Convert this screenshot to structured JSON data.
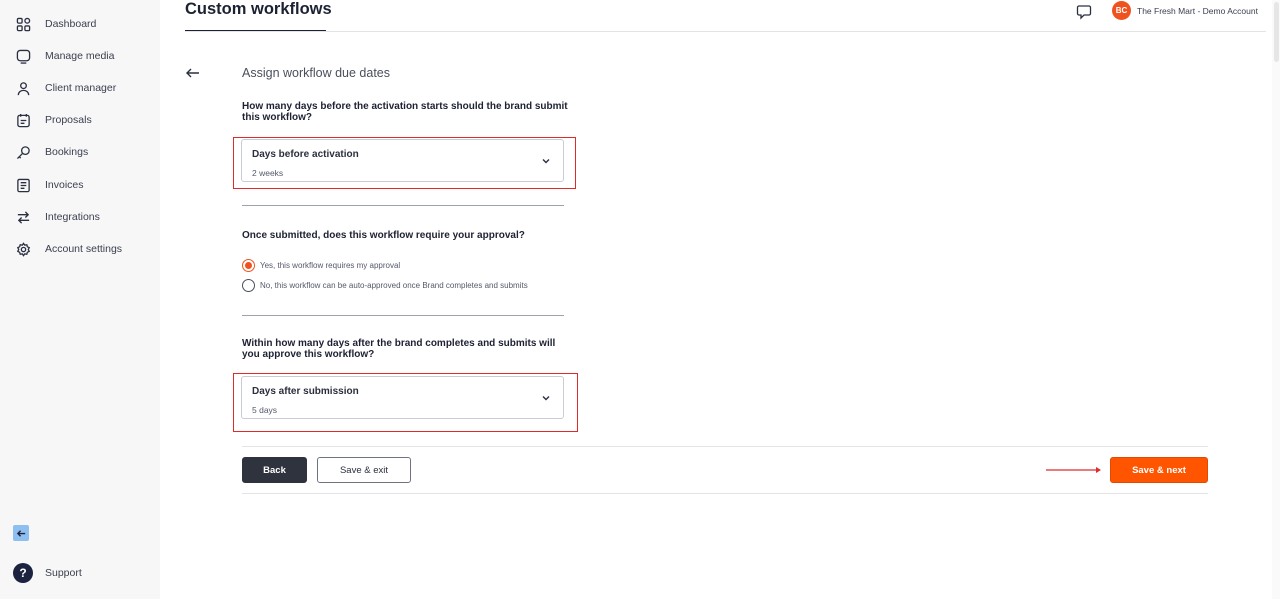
{
  "sidebar": {
    "items": [
      {
        "label": "Dashboard",
        "icon": "grid-icon"
      },
      {
        "label": "Manage media",
        "icon": "media-icon"
      },
      {
        "label": "Client manager",
        "icon": "user-icon"
      },
      {
        "label": "Proposals",
        "icon": "proposal-icon"
      },
      {
        "label": "Bookings",
        "icon": "key-icon"
      },
      {
        "label": "Invoices",
        "icon": "invoice-icon"
      },
      {
        "label": "Integrations",
        "icon": "arrows-icon"
      },
      {
        "label": "Account settings",
        "icon": "gear-icon"
      }
    ],
    "support_label": "Support"
  },
  "header": {
    "title": "Custom workflows",
    "avatar_initials": "BC",
    "account_name": "The Fresh Mart - Demo Account"
  },
  "main": {
    "section_title": "Assign workflow due dates",
    "q1": "How many days before the activation starts should the brand submit this workflow?",
    "select1": {
      "label": "Days before activation",
      "value": "2 weeks"
    },
    "q2": "Once submitted, does this workflow require your approval?",
    "radio_options": [
      {
        "label": "Yes, this workflow requires my approval",
        "selected": true
      },
      {
        "label": "No, this workflow can be auto-approved once Brand completes and submits",
        "selected": false
      }
    ],
    "q3": "Within how many days after the brand completes and submits will you approve this workflow?",
    "select2": {
      "label": "Days after submission",
      "value": "5 days"
    }
  },
  "footer": {
    "back_label": "Back",
    "save_exit_label": "Save & exit",
    "save_next_label": "Save & next"
  },
  "colors": {
    "accent": "#ff5500",
    "highlight": "#e02b2b",
    "dark_button": "#2f333d"
  }
}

▬▬▬▬▬▬▬▬▬▬

- _Task requirements_
From the data above, show each line that contains "before".

- _Task solution_
    "q1": "How many days before the activation starts should the brand submit this workflow?",
      "label": "Days before activation",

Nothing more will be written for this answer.